— begin —

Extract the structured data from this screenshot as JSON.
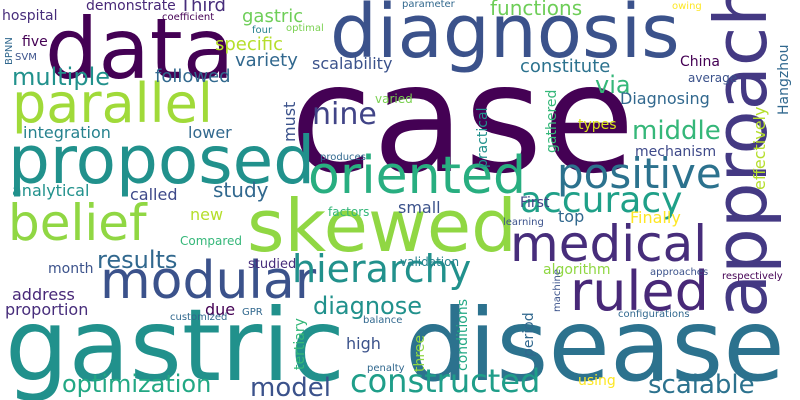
{
  "palette": {
    "purple": "#440154",
    "indigo": "#3b528b",
    "blue": "#31688e",
    "teal": "#21918c",
    "green": "#35b779",
    "lime": "#90d743",
    "yellow": "#fde725"
  },
  "words": [
    {
      "text": "case",
      "color": "#440154"
    },
    {
      "text": "gastric",
      "color": "#21918c"
    },
    {
      "text": "disease",
      "color": "#2c728e"
    },
    {
      "text": "diagnosis",
      "color": "#3b528b"
    },
    {
      "text": "data",
      "color": "#440154"
    },
    {
      "text": "approach",
      "color": "#443983"
    },
    {
      "text": "skewed",
      "color": "#90d743"
    },
    {
      "text": "proposed",
      "color": "#21918c"
    },
    {
      "text": "parallel",
      "color": "#a0da39"
    },
    {
      "text": "oriented",
      "color": "#28ae80"
    },
    {
      "text": "medical",
      "color": "#472d7b"
    },
    {
      "text": "modular",
      "color": "#3b528b"
    },
    {
      "text": "belief",
      "color": "#90d743"
    },
    {
      "text": "ruled",
      "color": "#482878"
    },
    {
      "text": "positive",
      "color": "#2c728e"
    },
    {
      "text": "accuracy",
      "color": "#1fa088"
    },
    {
      "text": "hierarchy",
      "color": "#21918c"
    },
    {
      "text": "constructed",
      "color": "#1f9e89"
    },
    {
      "text": "optimization",
      "color": "#22a884"
    },
    {
      "text": "model",
      "color": "#3b528b"
    },
    {
      "text": "scalable",
      "color": "#2c728e"
    },
    {
      "text": "results",
      "color": "#31688e"
    },
    {
      "text": "diagnose",
      "color": "#21918c"
    },
    {
      "text": "multiple",
      "color": "#21918c"
    },
    {
      "text": "specific",
      "color": "#b5de2b"
    },
    {
      "text": "study",
      "color": "#31688e"
    },
    {
      "text": "via",
      "color": "#35b779"
    },
    {
      "text": "middle",
      "color": "#35b779"
    },
    {
      "text": "nine",
      "color": "#414487"
    },
    {
      "text": "constitute",
      "color": "#2c728e"
    },
    {
      "text": "Diagnosing",
      "color": "#31688e"
    },
    {
      "text": "effectively",
      "color": "#b5de2b"
    },
    {
      "text": "Hangzhou",
      "color": "#31688e"
    },
    {
      "text": "variety",
      "color": "#31688e"
    },
    {
      "text": "scalability",
      "color": "#3b528b"
    },
    {
      "text": "followed",
      "color": "#31688e"
    },
    {
      "text": "gastric",
      "color": "#6ece58"
    },
    {
      "text": "functions",
      "color": "#6ece58"
    },
    {
      "text": "demonstrate",
      "color": "#482878"
    },
    {
      "text": "Third",
      "color": "#472d7b"
    },
    {
      "text": "hospital",
      "color": "#472d7b"
    },
    {
      "text": "five",
      "color": "#440154"
    },
    {
      "text": "must",
      "color": "#3b528b"
    },
    {
      "text": "lower",
      "color": "#31688e"
    },
    {
      "text": "integration",
      "color": "#26828e"
    },
    {
      "text": "analytical",
      "color": "#21918c"
    },
    {
      "text": "called",
      "color": "#3e4989"
    },
    {
      "text": "new",
      "color": "#b5de2b"
    },
    {
      "text": "factors",
      "color": "#35b779"
    },
    {
      "text": "small",
      "color": "#3b528b"
    },
    {
      "text": "First",
      "color": "#414487"
    },
    {
      "text": "top",
      "color": "#31688e"
    },
    {
      "text": "Finally",
      "color": "#fde725"
    },
    {
      "text": "practical",
      "color": "#21918c"
    },
    {
      "text": "gathered",
      "color": "#35b779"
    },
    {
      "text": "types",
      "color": "#d8e219"
    },
    {
      "text": "mechanism",
      "color": "#3e4989"
    },
    {
      "text": "China",
      "color": "#440154"
    },
    {
      "text": "average",
      "color": "#3b528b"
    },
    {
      "text": "varied",
      "color": "#7ad151"
    },
    {
      "text": "produces",
      "color": "#31688e"
    },
    {
      "text": "Compared",
      "color": "#35b779"
    },
    {
      "text": "month",
      "color": "#3b528b"
    },
    {
      "text": "studied",
      "color": "#472d7b"
    },
    {
      "text": "validation",
      "color": "#26828e"
    },
    {
      "text": "address",
      "color": "#482878"
    },
    {
      "text": "proportion",
      "color": "#472d7b"
    },
    {
      "text": "due",
      "color": "#440154"
    },
    {
      "text": "customized",
      "color": "#31688e"
    },
    {
      "text": "GPR",
      "color": "#31688e"
    },
    {
      "text": "tertiary",
      "color": "#35b779"
    },
    {
      "text": "high",
      "color": "#3b528b"
    },
    {
      "text": "three",
      "color": "#90d743"
    },
    {
      "text": "balance",
      "color": "#31688e"
    },
    {
      "text": "penalty",
      "color": "#31688e"
    },
    {
      "text": "conditions",
      "color": "#22a884"
    },
    {
      "text": "period",
      "color": "#31688e"
    },
    {
      "text": "using",
      "color": "#fde725"
    },
    {
      "text": "configurations",
      "color": "#31688e"
    },
    {
      "text": "algorithm",
      "color": "#90d743"
    },
    {
      "text": "approaches",
      "color": "#3b528b"
    },
    {
      "text": "respectively",
      "color": "#440154"
    },
    {
      "text": "learning",
      "color": "#3b528b"
    },
    {
      "text": "machine",
      "color": "#3b528b"
    },
    {
      "text": "parameter",
      "color": "#31688e"
    },
    {
      "text": "coefficient",
      "color": "#440154"
    },
    {
      "text": "optimal",
      "color": "#7ad151"
    },
    {
      "text": "four",
      "color": "#26828e"
    },
    {
      "text": "BPNN",
      "color": "#31688e"
    },
    {
      "text": "SVM",
      "color": "#3b528b"
    },
    {
      "text": "owing",
      "color": "#fde725"
    }
  ]
}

— end —

Your goal - Copy every line of the data exactly as written, excluding the pictures.

Solution for this task -
Extract the structured data from this screenshot as JSON.
{
  "palette": {
    "purple": "#440154",
    "indigo": "#3b528b",
    "blue": "#31688e",
    "teal": "#21918c",
    "green": "#35b779",
    "lime": "#90d743",
    "yellow": "#fde725"
  },
  "words": [
    {
      "text": "case",
      "color": "#440154"
    },
    {
      "text": "gastric",
      "color": "#21918c"
    },
    {
      "text": "disease",
      "color": "#2c728e"
    },
    {
      "text": "diagnosis",
      "color": "#3b528b"
    },
    {
      "text": "data",
      "color": "#440154"
    },
    {
      "text": "approach",
      "color": "#443983"
    },
    {
      "text": "skewed",
      "color": "#90d743"
    },
    {
      "text": "proposed",
      "color": "#21918c"
    },
    {
      "text": "parallel",
      "color": "#a0da39"
    },
    {
      "text": "oriented",
      "color": "#28ae80"
    },
    {
      "text": "medical",
      "color": "#472d7b"
    },
    {
      "text": "modular",
      "color": "#3b528b"
    },
    {
      "text": "belief",
      "color": "#90d743"
    },
    {
      "text": "ruled",
      "color": "#482878"
    },
    {
      "text": "positive",
      "color": "#2c728e"
    },
    {
      "text": "accuracy",
      "color": "#1fa088"
    },
    {
      "text": "hierarchy",
      "color": "#21918c"
    },
    {
      "text": "constructed",
      "color": "#1f9e89"
    },
    {
      "text": "optimization",
      "color": "#22a884"
    },
    {
      "text": "model",
      "color": "#3b528b"
    },
    {
      "text": "scalable",
      "color": "#2c728e"
    },
    {
      "text": "results",
      "color": "#31688e"
    },
    {
      "text": "diagnose",
      "color": "#21918c"
    },
    {
      "text": "multiple",
      "color": "#21918c"
    },
    {
      "text": "specific",
      "color": "#b5de2b"
    },
    {
      "text": "study",
      "color": "#31688e"
    },
    {
      "text": "via",
      "color": "#35b779"
    },
    {
      "text": "middle",
      "color": "#35b779"
    },
    {
      "text": "nine",
      "color": "#414487"
    },
    {
      "text": "constitute",
      "color": "#2c728e"
    },
    {
      "text": "Diagnosing",
      "color": "#31688e"
    },
    {
      "text": "effectively",
      "color": "#b5de2b"
    },
    {
      "text": "Hangzhou",
      "color": "#31688e"
    },
    {
      "text": "variety",
      "color": "#31688e"
    },
    {
      "text": "scalability",
      "color": "#3b528b"
    },
    {
      "text": "followed",
      "color": "#31688e"
    },
    {
      "text": "gastric",
      "color": "#6ece58"
    },
    {
      "text": "functions",
      "color": "#6ece58"
    },
    {
      "text": "demonstrate",
      "color": "#482878"
    },
    {
      "text": "Third",
      "color": "#472d7b"
    },
    {
      "text": "hospital",
      "color": "#472d7b"
    },
    {
      "text": "five",
      "color": "#440154"
    },
    {
      "text": "must",
      "color": "#3b528b"
    },
    {
      "text": "lower",
      "color": "#31688e"
    },
    {
      "text": "integration",
      "color": "#26828e"
    },
    {
      "text": "analytical",
      "color": "#21918c"
    },
    {
      "text": "called",
      "color": "#3e4989"
    },
    {
      "text": "new",
      "color": "#b5de2b"
    },
    {
      "text": "factors",
      "color": "#35b779"
    },
    {
      "text": "small",
      "color": "#3b528b"
    },
    {
      "text": "First",
      "color": "#414487"
    },
    {
      "text": "top",
      "color": "#31688e"
    },
    {
      "text": "Finally",
      "color": "#fde725"
    },
    {
      "text": "practical",
      "color": "#21918c"
    },
    {
      "text": "gathered",
      "color": "#35b779"
    },
    {
      "text": "types",
      "color": "#d8e219"
    },
    {
      "text": "mechanism",
      "color": "#3e4989"
    },
    {
      "text": "China",
      "color": "#440154"
    },
    {
      "text": "average",
      "color": "#3b528b"
    },
    {
      "text": "varied",
      "color": "#7ad151"
    },
    {
      "text": "produces",
      "color": "#31688e"
    },
    {
      "text": "Compared",
      "color": "#35b779"
    },
    {
      "text": "month",
      "color": "#3b528b"
    },
    {
      "text": "studied",
      "color": "#472d7b"
    },
    {
      "text": "validation",
      "color": "#26828e"
    },
    {
      "text": "address",
      "color": "#482878"
    },
    {
      "text": "proportion",
      "color": "#472d7b"
    },
    {
      "text": "due",
      "color": "#440154"
    },
    {
      "text": "customized",
      "color": "#31688e"
    },
    {
      "text": "GPR",
      "color": "#31688e"
    },
    {
      "text": "tertiary",
      "color": "#35b779"
    },
    {
      "text": "high",
      "color": "#3b528b"
    },
    {
      "text": "three",
      "color": "#90d743"
    },
    {
      "text": "balance",
      "color": "#31688e"
    },
    {
      "text": "penalty",
      "color": "#31688e"
    },
    {
      "text": "conditions",
      "color": "#22a884"
    },
    {
      "text": "period",
      "color": "#31688e"
    },
    {
      "text": "using",
      "color": "#fde725"
    },
    {
      "text": "configurations",
      "color": "#31688e"
    },
    {
      "text": "algorithm",
      "color": "#90d743"
    },
    {
      "text": "approaches",
      "color": "#3b528b"
    },
    {
      "text": "respectively",
      "color": "#440154"
    },
    {
      "text": "learning",
      "color": "#3b528b"
    },
    {
      "text": "machine",
      "color": "#3b528b"
    },
    {
      "text": "parameter",
      "color": "#31688e"
    },
    {
      "text": "coefficient",
      "color": "#440154"
    },
    {
      "text": "optimal",
      "color": "#7ad151"
    },
    {
      "text": "four",
      "color": "#26828e"
    },
    {
      "text": "BPNN",
      "color": "#31688e"
    },
    {
      "text": "SVM",
      "color": "#3b528b"
    },
    {
      "text": "owing",
      "color": "#fde725"
    }
  ]
}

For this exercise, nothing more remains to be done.